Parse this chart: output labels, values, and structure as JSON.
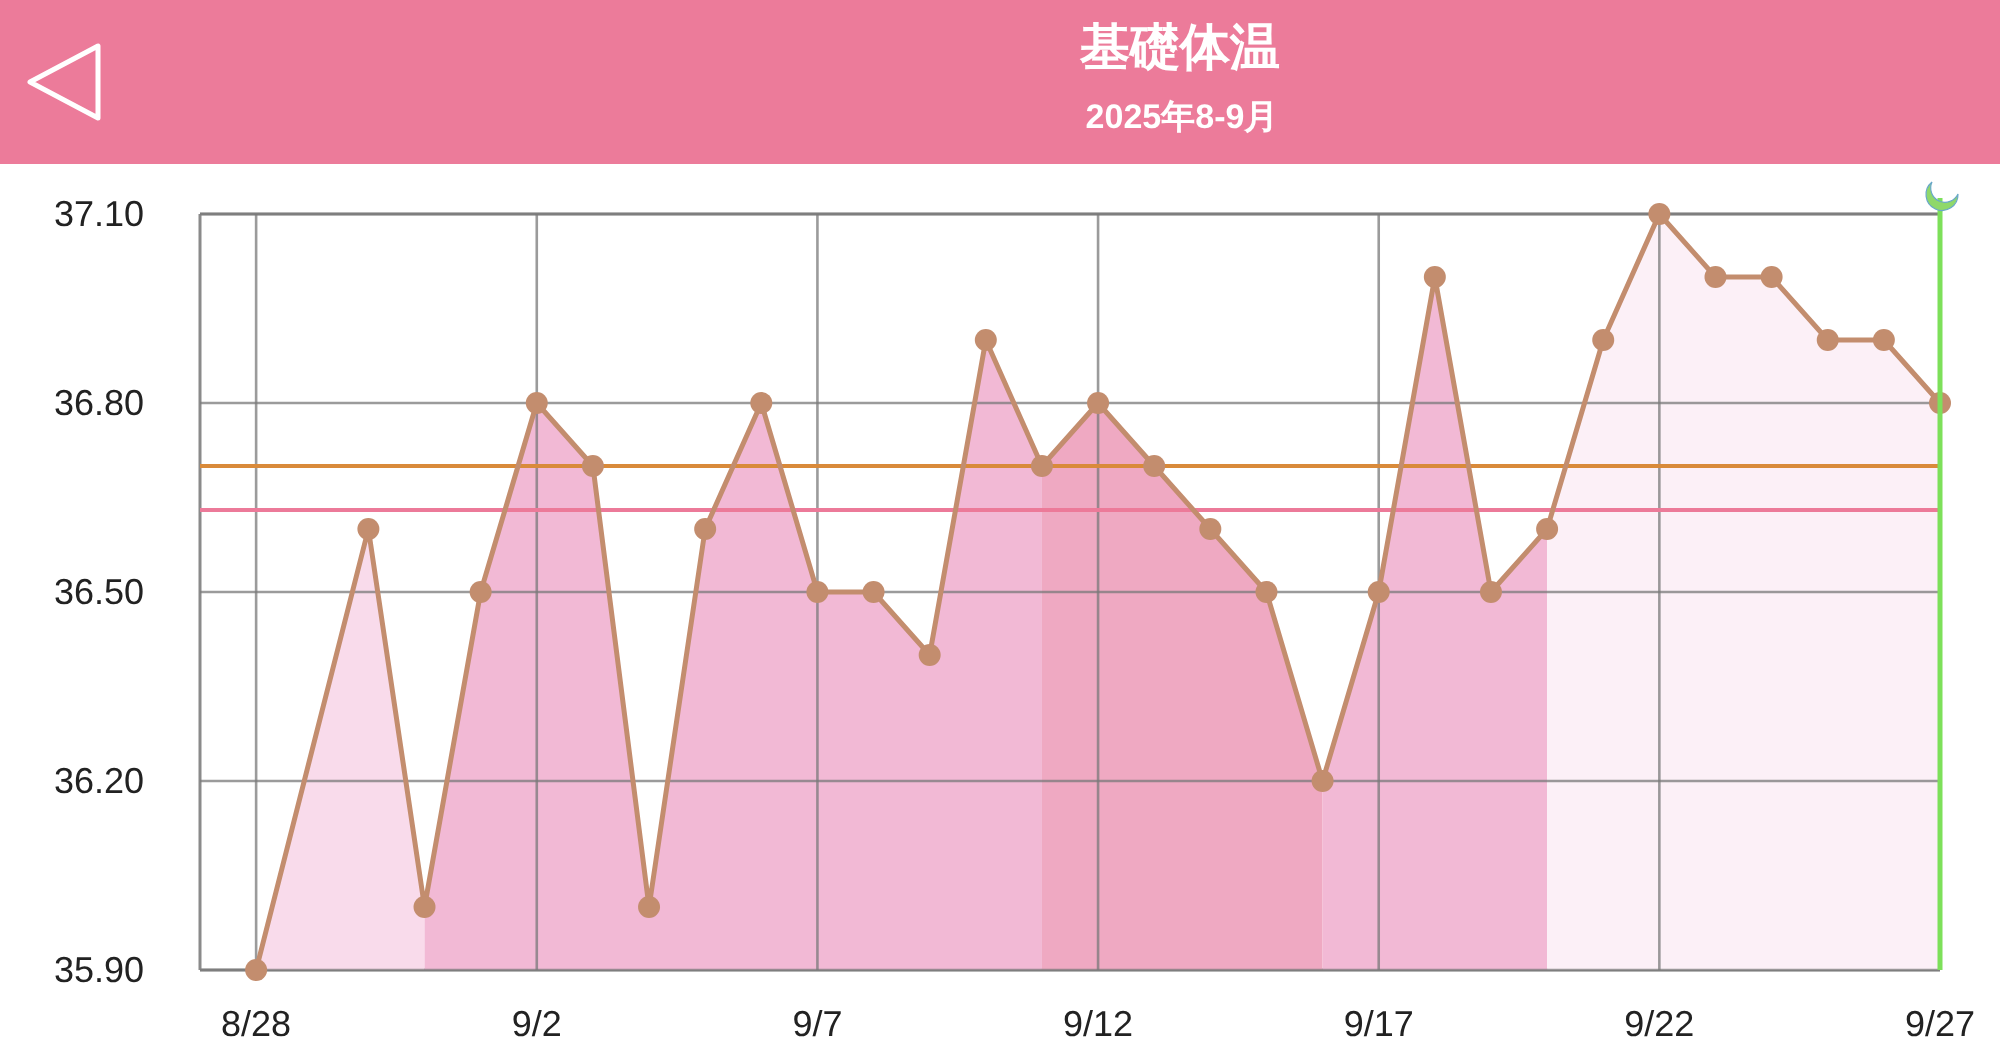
{
  "chart_data": {
    "type": "line",
    "title": "基礎体温",
    "subtitle": "2025年8-9月",
    "xlim": [
      "2025-08-27",
      "2025-09-27"
    ],
    "xticks": [
      {
        "value": "2025-08-28",
        "label": "8/28"
      },
      {
        "value": "2025-09-02",
        "label": "9/2"
      },
      {
        "value": "2025-09-07",
        "label": "9/7"
      },
      {
        "value": "2025-09-12",
        "label": "9/12"
      },
      {
        "value": "2025-09-17",
        "label": "9/17"
      },
      {
        "value": "2025-09-22",
        "label": "9/22"
      },
      {
        "value": "2025-09-27",
        "label": "9/27"
      }
    ],
    "ylim": [
      35.9,
      37.1
    ],
    "yticks": [
      {
        "value": 35.9,
        "label": "35.90"
      },
      {
        "value": 36.2,
        "label": "36.20"
      },
      {
        "value": 36.5,
        "label": "36.50"
      },
      {
        "value": 36.8,
        "label": "36.80"
      },
      {
        "value": 37.1,
        "label": "37.10"
      }
    ],
    "grid": true,
    "series": [
      {
        "type": "area",
        "color": "#f9dbeb",
        "x": [
          "2025-08-28",
          "2025-08-30",
          "2025-08-31"
        ],
        "values": [
          35.9,
          36.6,
          36.0
        ]
      },
      {
        "type": "area",
        "color": "#f2b9d5",
        "x": [
          "2025-08-31",
          "2025-09-01",
          "2025-09-02",
          "2025-09-03",
          "2025-09-04",
          "2025-09-05",
          "2025-09-06",
          "2025-09-07",
          "2025-09-08",
          "2025-09-09",
          "2025-09-10",
          "2025-09-11"
        ],
        "values": [
          36.0,
          36.5,
          36.8,
          36.7,
          36.0,
          36.6,
          36.8,
          36.5,
          36.5,
          36.4,
          36.9,
          36.7
        ]
      },
      {
        "type": "area",
        "color": "#efa9c2",
        "x": [
          "2025-09-11",
          "2025-09-12",
          "2025-09-13",
          "2025-09-14",
          "2025-09-15",
          "2025-09-16"
        ],
        "values": [
          36.7,
          36.8,
          36.7,
          36.6,
          36.5,
          36.2
        ]
      },
      {
        "type": "area",
        "color": "#f2b9d5",
        "x": [
          "2025-09-16",
          "2025-09-17",
          "2025-09-18",
          "2025-09-19",
          "2025-09-20"
        ],
        "values": [
          36.2,
          36.5,
          37.0,
          36.5,
          36.6
        ]
      },
      {
        "type": "area",
        "color": "#fcf0f7",
        "x": [
          "2025-09-20",
          "2025-09-21",
          "2025-09-22",
          "2025-09-23",
          "2025-09-24",
          "2025-09-25",
          "2025-09-26",
          "2025-09-27"
        ],
        "values": [
          36.6,
          36.9,
          37.1,
          37.0,
          37.0,
          36.9,
          36.9,
          36.8
        ]
      },
      {
        "color": "#c38d6e",
        "marker": "circle",
        "x": [
          "2025-08-28",
          "2025-08-30",
          "2025-08-31",
          "2025-09-01",
          "2025-09-02",
          "2025-09-03",
          "2025-09-04",
          "2025-09-05",
          "2025-09-06",
          "2025-09-07",
          "2025-09-08",
          "2025-09-09",
          "2025-09-10",
          "2025-09-11",
          "2025-09-12",
          "2025-09-13",
          "2025-09-14",
          "2025-09-15",
          "2025-09-16",
          "2025-09-17",
          "2025-09-18",
          "2025-09-19",
          "2025-09-20",
          "2025-09-21",
          "2025-09-22",
          "2025-09-23",
          "2025-09-24",
          "2025-09-25",
          "2025-09-26",
          "2025-09-27"
        ],
        "values": [
          35.9,
          36.6,
          36.0,
          36.5,
          36.8,
          36.7,
          36.0,
          36.6,
          36.8,
          36.5,
          36.5,
          36.4,
          36.9,
          36.7,
          36.8,
          36.7,
          36.6,
          36.5,
          36.2,
          36.5,
          37.0,
          36.5,
          36.6,
          36.9,
          37.1,
          37.0,
          37.0,
          36.9,
          36.9,
          36.8
        ]
      }
    ],
    "ref_lines": [
      {
        "axis": "y",
        "value": 36.7,
        "color": "#d98a3a"
      },
      {
        "axis": "y",
        "value": 36.63,
        "color": "#ec7a99"
      },
      {
        "axis": "x",
        "value": "2025-09-27",
        "color": "#7de05a"
      }
    ]
  }
}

Stated task -> Make an exact reproduction of the listing above, without any pictures.

Task solution ->
Parse this chart: output labels, values, and structure as JSON.
{
  "chart_data": {
    "type": "line",
    "title": "基礎体温",
    "subtitle": "2025年8-9月",
    "xlim": [
      "2025-08-27",
      "2025-09-27"
    ],
    "xticks": [
      {
        "value": "2025-08-28",
        "label": "8/28"
      },
      {
        "value": "2025-09-02",
        "label": "9/2"
      },
      {
        "value": "2025-09-07",
        "label": "9/7"
      },
      {
        "value": "2025-09-12",
        "label": "9/12"
      },
      {
        "value": "2025-09-17",
        "label": "9/17"
      },
      {
        "value": "2025-09-22",
        "label": "9/22"
      },
      {
        "value": "2025-09-27",
        "label": "9/27"
      }
    ],
    "ylim": [
      35.9,
      37.1
    ],
    "yticks": [
      {
        "value": 35.9,
        "label": "35.90"
      },
      {
        "value": 36.2,
        "label": "36.20"
      },
      {
        "value": 36.5,
        "label": "36.50"
      },
      {
        "value": 36.8,
        "label": "36.80"
      },
      {
        "value": 37.1,
        "label": "37.10"
      }
    ],
    "grid": true,
    "series": [
      {
        "type": "area",
        "color": "#f9dbeb",
        "x": [
          "2025-08-28",
          "2025-08-30",
          "2025-08-31"
        ],
        "values": [
          35.9,
          36.6,
          36.0
        ]
      },
      {
        "type": "area",
        "color": "#f2b9d5",
        "x": [
          "2025-08-31",
          "2025-09-01",
          "2025-09-02",
          "2025-09-03",
          "2025-09-04",
          "2025-09-05",
          "2025-09-06",
          "2025-09-07",
          "2025-09-08",
          "2025-09-09",
          "2025-09-10",
          "2025-09-11"
        ],
        "values": [
          36.0,
          36.5,
          36.8,
          36.7,
          36.0,
          36.6,
          36.8,
          36.5,
          36.5,
          36.4,
          36.9,
          36.7
        ]
      },
      {
        "type": "area",
        "color": "#efa9c2",
        "x": [
          "2025-09-11",
          "2025-09-12",
          "2025-09-13",
          "2025-09-14",
          "2025-09-15",
          "2025-09-16"
        ],
        "values": [
          36.7,
          36.8,
          36.7,
          36.6,
          36.5,
          36.2
        ]
      },
      {
        "type": "area",
        "color": "#f2b9d5",
        "x": [
          "2025-09-16",
          "2025-09-17",
          "2025-09-18",
          "2025-09-19",
          "2025-09-20"
        ],
        "values": [
          36.2,
          36.5,
          37.0,
          36.5,
          36.6
        ]
      },
      {
        "type": "area",
        "color": "#fcf0f7",
        "x": [
          "2025-09-20",
          "2025-09-21",
          "2025-09-22",
          "2025-09-23",
          "2025-09-24",
          "2025-09-25",
          "2025-09-26",
          "2025-09-27"
        ],
        "values": [
          36.6,
          36.9,
          37.1,
          37.0,
          37.0,
          36.9,
          36.9,
          36.8
        ]
      },
      {
        "color": "#c38d6e",
        "marker": "circle",
        "x": [
          "2025-08-28",
          "2025-08-30",
          "2025-08-31",
          "2025-09-01",
          "2025-09-02",
          "2025-09-03",
          "2025-09-04",
          "2025-09-05",
          "2025-09-06",
          "2025-09-07",
          "2025-09-08",
          "2025-09-09",
          "2025-09-10",
          "2025-09-11",
          "2025-09-12",
          "2025-09-13",
          "2025-09-14",
          "2025-09-15",
          "2025-09-16",
          "2025-09-17",
          "2025-09-18",
          "2025-09-19",
          "2025-09-20",
          "2025-09-21",
          "2025-09-22",
          "2025-09-23",
          "2025-09-24",
          "2025-09-25",
          "2025-09-26",
          "2025-09-27"
        ],
        "values": [
          35.9,
          36.6,
          36.0,
          36.5,
          36.8,
          36.7,
          36.0,
          36.6,
          36.8,
          36.5,
          36.5,
          36.4,
          36.9,
          36.7,
          36.8,
          36.7,
          36.6,
          36.5,
          36.2,
          36.5,
          37.0,
          36.5,
          36.6,
          36.9,
          37.1,
          37.0,
          37.0,
          36.9,
          36.9,
          36.8
        ]
      }
    ],
    "ref_lines": [
      {
        "axis": "y",
        "value": 36.7,
        "color": "#d98a3a"
      },
      {
        "axis": "y",
        "value": 36.63,
        "color": "#ec7a99"
      },
      {
        "axis": "x",
        "value": "2025-09-27",
        "color": "#7de05a"
      }
    ]
  }
}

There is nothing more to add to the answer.